**WORK REQUIRED**:
Assemble all lines in which the string "Fekete" appears.

**MATERIAL SUPPLIED**:
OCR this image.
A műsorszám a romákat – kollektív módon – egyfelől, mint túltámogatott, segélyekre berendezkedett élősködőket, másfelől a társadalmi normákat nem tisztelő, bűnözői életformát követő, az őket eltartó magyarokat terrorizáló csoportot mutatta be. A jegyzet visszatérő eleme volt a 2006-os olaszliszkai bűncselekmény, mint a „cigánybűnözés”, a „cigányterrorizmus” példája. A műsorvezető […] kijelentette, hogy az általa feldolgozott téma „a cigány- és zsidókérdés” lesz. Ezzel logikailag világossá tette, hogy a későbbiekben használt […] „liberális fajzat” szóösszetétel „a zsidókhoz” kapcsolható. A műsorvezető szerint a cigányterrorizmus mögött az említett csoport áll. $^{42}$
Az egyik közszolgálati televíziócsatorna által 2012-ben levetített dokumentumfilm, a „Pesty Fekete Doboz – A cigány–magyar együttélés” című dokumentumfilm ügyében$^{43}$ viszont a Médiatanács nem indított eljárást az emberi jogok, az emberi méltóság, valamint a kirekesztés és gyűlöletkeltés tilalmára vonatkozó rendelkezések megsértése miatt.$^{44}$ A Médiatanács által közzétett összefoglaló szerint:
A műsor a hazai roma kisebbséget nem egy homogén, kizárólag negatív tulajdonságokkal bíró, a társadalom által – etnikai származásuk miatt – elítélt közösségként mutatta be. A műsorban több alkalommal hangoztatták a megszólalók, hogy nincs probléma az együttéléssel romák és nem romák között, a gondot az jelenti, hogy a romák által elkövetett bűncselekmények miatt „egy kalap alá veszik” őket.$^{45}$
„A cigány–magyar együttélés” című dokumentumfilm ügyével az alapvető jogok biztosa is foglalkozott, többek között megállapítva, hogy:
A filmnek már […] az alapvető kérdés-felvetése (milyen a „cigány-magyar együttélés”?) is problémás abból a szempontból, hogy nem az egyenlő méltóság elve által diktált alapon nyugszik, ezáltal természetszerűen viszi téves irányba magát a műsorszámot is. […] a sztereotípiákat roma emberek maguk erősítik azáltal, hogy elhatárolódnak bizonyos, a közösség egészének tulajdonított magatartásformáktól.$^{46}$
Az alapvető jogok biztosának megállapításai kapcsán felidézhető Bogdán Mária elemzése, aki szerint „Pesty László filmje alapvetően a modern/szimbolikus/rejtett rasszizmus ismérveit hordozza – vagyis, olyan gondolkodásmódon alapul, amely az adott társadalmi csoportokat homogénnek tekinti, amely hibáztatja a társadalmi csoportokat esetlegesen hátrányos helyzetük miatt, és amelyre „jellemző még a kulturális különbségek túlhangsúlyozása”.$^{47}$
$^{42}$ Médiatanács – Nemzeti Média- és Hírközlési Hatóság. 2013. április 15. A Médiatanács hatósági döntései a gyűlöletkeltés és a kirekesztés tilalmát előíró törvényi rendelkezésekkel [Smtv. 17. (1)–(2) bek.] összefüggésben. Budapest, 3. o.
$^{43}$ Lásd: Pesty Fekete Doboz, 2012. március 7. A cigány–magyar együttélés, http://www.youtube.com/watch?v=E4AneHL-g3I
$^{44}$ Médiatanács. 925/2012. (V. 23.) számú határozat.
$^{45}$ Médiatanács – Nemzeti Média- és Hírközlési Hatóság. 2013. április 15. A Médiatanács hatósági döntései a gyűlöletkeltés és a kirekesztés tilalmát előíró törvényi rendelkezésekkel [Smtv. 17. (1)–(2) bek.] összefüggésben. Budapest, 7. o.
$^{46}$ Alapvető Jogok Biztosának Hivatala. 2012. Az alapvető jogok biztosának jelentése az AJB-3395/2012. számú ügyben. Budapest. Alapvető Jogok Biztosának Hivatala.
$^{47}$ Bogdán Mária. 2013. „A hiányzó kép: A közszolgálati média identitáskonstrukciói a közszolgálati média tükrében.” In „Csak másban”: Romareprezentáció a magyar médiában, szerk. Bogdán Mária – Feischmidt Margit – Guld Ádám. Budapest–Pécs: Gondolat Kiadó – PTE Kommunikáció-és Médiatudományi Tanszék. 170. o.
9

**OUTPUT OF THE TASK**:
Az egyik közszolgálati televíziócsatorna által 2012-ben levetített dokumentumfilm, a „Pesty Fekete Doboz – A cigány–magyar együttélés” című dokumentumfilm ügyében$^{43}$ viszont a Médiatanács nem indított eljárást az emberi jogok, az emberi méltóság, valamint a kirekesztés és gyűlöletkeltés tilalmára vonatkozó rendelkezések megsértése miatt.$^{44}$ A Médiatanács által közzétett összefoglaló szerint:
$^{43}$ Lásd: Pesty Fekete Doboz, 2012. március 7. A cigány–magyar együttélés, http://www.youtube.com/watch?v=E4AneHL-g3I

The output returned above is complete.